▸ **ITEMS**:
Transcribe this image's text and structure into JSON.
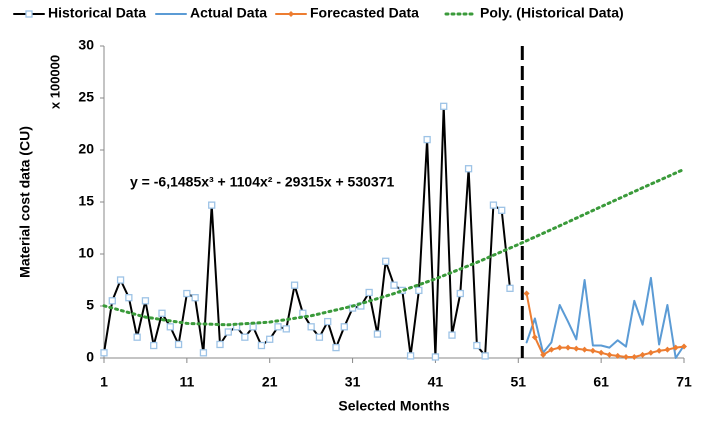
{
  "chart_data": {
    "type": "line",
    "annotation": "y = -6,1485x³ + 1104x² - 29315x + 530371",
    "y_unit_note": "x 100000",
    "xlabel": "Selected Months",
    "ylabel": "Material cost data (CU)",
    "xlim": [
      1,
      71
    ],
    "xticks": [
      1,
      11,
      21,
      31,
      41,
      51,
      61,
      71
    ],
    "ylim": [
      0,
      30
    ],
    "yticks": [
      0,
      5,
      10,
      15,
      20,
      25,
      30
    ],
    "split_x": 51,
    "series": [
      {
        "name": "Historical Data",
        "color": "#000000",
        "marker": "square",
        "marker_color": "#9dc3e6",
        "x": [
          1,
          2,
          3,
          4,
          5,
          6,
          7,
          8,
          9,
          10,
          11,
          12,
          13,
          14,
          15,
          16,
          17,
          18,
          19,
          20,
          21,
          22,
          23,
          24,
          25,
          26,
          27,
          28,
          29,
          30,
          31,
          32,
          33,
          34,
          35,
          36,
          37,
          38,
          39,
          40,
          41,
          42,
          43,
          44,
          45,
          46,
          47,
          48,
          49,
          50
        ],
        "values": [
          0.5,
          5.5,
          7.5,
          5.8,
          2,
          5.5,
          1.2,
          4.3,
          3,
          1.3,
          6.2,
          5.8,
          0.5,
          14.7,
          1.3,
          2.5,
          3,
          2,
          3,
          1.2,
          1.8,
          3,
          2.8,
          7,
          4.3,
          3,
          2,
          3.5,
          1,
          3,
          4.8,
          5,
          6.3,
          2.3,
          9.3,
          7,
          6.5,
          0.2,
          6.5,
          21,
          0.1,
          24.2,
          2.2,
          6.2,
          18.2,
          1.2,
          0.2,
          14.7,
          14.2,
          6.7
        ]
      },
      {
        "name": "Actual Data",
        "color": "#5b9bd5",
        "x": [
          52,
          53,
          54,
          55,
          56,
          57,
          58,
          59,
          60,
          61,
          62,
          63,
          64,
          65,
          66,
          67,
          68,
          69,
          70,
          71
        ],
        "values": [
          1.5,
          3.8,
          0.5,
          1.5,
          5.1,
          3.5,
          1.8,
          7.5,
          1.2,
          1.2,
          1,
          1.7,
          1.1,
          5.5,
          3.2,
          7.7,
          1.3,
          5.1,
          0,
          1.2
        ]
      },
      {
        "name": "Forecasted Data",
        "color": "#ed7d31",
        "marker": "diamond",
        "marker_color": "#ed7d31",
        "x": [
          52,
          53,
          54,
          55,
          56,
          57,
          58,
          59,
          60,
          61,
          62,
          63,
          64,
          65,
          66,
          67,
          68,
          69,
          70,
          71
        ],
        "values": [
          6.2,
          2,
          0.3,
          0.8,
          1,
          1,
          0.9,
          0.8,
          0.7,
          0.5,
          0.3,
          0.2,
          0.1,
          0.1,
          0.3,
          0.5,
          0.7,
          0.8,
          1,
          1.1
        ]
      },
      {
        "name": "Poly. (Historical Data)",
        "color": "#3a9a3a",
        "dotted": true,
        "x": [
          1,
          6,
          11,
          16,
          21,
          26,
          31,
          36,
          41,
          46,
          51,
          56,
          61,
          66,
          71
        ],
        "values": [
          5.02,
          3.93,
          3.33,
          3.19,
          3.45,
          4.06,
          4.99,
          6.19,
          7.61,
          9.19,
          10.91,
          12.71,
          14.55,
          16.37,
          18.14
        ]
      }
    ]
  }
}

▸ **WHAT TO WORK ON**: Repeat the material above verbatim, with no pictures in the output.

▸ **THE REPLY**:
Transcribe this image's text and structure into JSON.
{
  "chart_data": {
    "type": "line",
    "annotation": "y = -6,1485x³ + 1104x² - 29315x + 530371",
    "y_unit_note": "x 100000",
    "xlabel": "Selected Months",
    "ylabel": "Material cost data (CU)",
    "xlim": [
      1,
      71
    ],
    "xticks": [
      1,
      11,
      21,
      31,
      41,
      51,
      61,
      71
    ],
    "ylim": [
      0,
      30
    ],
    "yticks": [
      0,
      5,
      10,
      15,
      20,
      25,
      30
    ],
    "split_x": 51,
    "series": [
      {
        "name": "Historical Data",
        "color": "#000000",
        "marker": "square",
        "marker_color": "#9dc3e6",
        "x": [
          1,
          2,
          3,
          4,
          5,
          6,
          7,
          8,
          9,
          10,
          11,
          12,
          13,
          14,
          15,
          16,
          17,
          18,
          19,
          20,
          21,
          22,
          23,
          24,
          25,
          26,
          27,
          28,
          29,
          30,
          31,
          32,
          33,
          34,
          35,
          36,
          37,
          38,
          39,
          40,
          41,
          42,
          43,
          44,
          45,
          46,
          47,
          48,
          49,
          50
        ],
        "values": [
          0.5,
          5.5,
          7.5,
          5.8,
          2,
          5.5,
          1.2,
          4.3,
          3,
          1.3,
          6.2,
          5.8,
          0.5,
          14.7,
          1.3,
          2.5,
          3,
          2,
          3,
          1.2,
          1.8,
          3,
          2.8,
          7,
          4.3,
          3,
          2,
          3.5,
          1,
          3,
          4.8,
          5,
          6.3,
          2.3,
          9.3,
          7,
          6.5,
          0.2,
          6.5,
          21,
          0.1,
          24.2,
          2.2,
          6.2,
          18.2,
          1.2,
          0.2,
          14.7,
          14.2,
          6.7
        ]
      },
      {
        "name": "Actual Data",
        "color": "#5b9bd5",
        "x": [
          52,
          53,
          54,
          55,
          56,
          57,
          58,
          59,
          60,
          61,
          62,
          63,
          64,
          65,
          66,
          67,
          68,
          69,
          70,
          71
        ],
        "values": [
          1.5,
          3.8,
          0.5,
          1.5,
          5.1,
          3.5,
          1.8,
          7.5,
          1.2,
          1.2,
          1,
          1.7,
          1.1,
          5.5,
          3.2,
          7.7,
          1.3,
          5.1,
          0,
          1.2
        ]
      },
      {
        "name": "Forecasted Data",
        "color": "#ed7d31",
        "marker": "diamond",
        "marker_color": "#ed7d31",
        "x": [
          52,
          53,
          54,
          55,
          56,
          57,
          58,
          59,
          60,
          61,
          62,
          63,
          64,
          65,
          66,
          67,
          68,
          69,
          70,
          71
        ],
        "values": [
          6.2,
          2,
          0.3,
          0.8,
          1,
          1,
          0.9,
          0.8,
          0.7,
          0.5,
          0.3,
          0.2,
          0.1,
          0.1,
          0.3,
          0.5,
          0.7,
          0.8,
          1,
          1.1
        ]
      },
      {
        "name": "Poly. (Historical Data)",
        "color": "#3a9a3a",
        "dotted": true,
        "x": [
          1,
          6,
          11,
          16,
          21,
          26,
          31,
          36,
          41,
          46,
          51,
          56,
          61,
          66,
          71
        ],
        "values": [
          5.02,
          3.93,
          3.33,
          3.19,
          3.45,
          4.06,
          4.99,
          6.19,
          7.61,
          9.19,
          10.91,
          12.71,
          14.55,
          16.37,
          18.14
        ]
      }
    ]
  }
}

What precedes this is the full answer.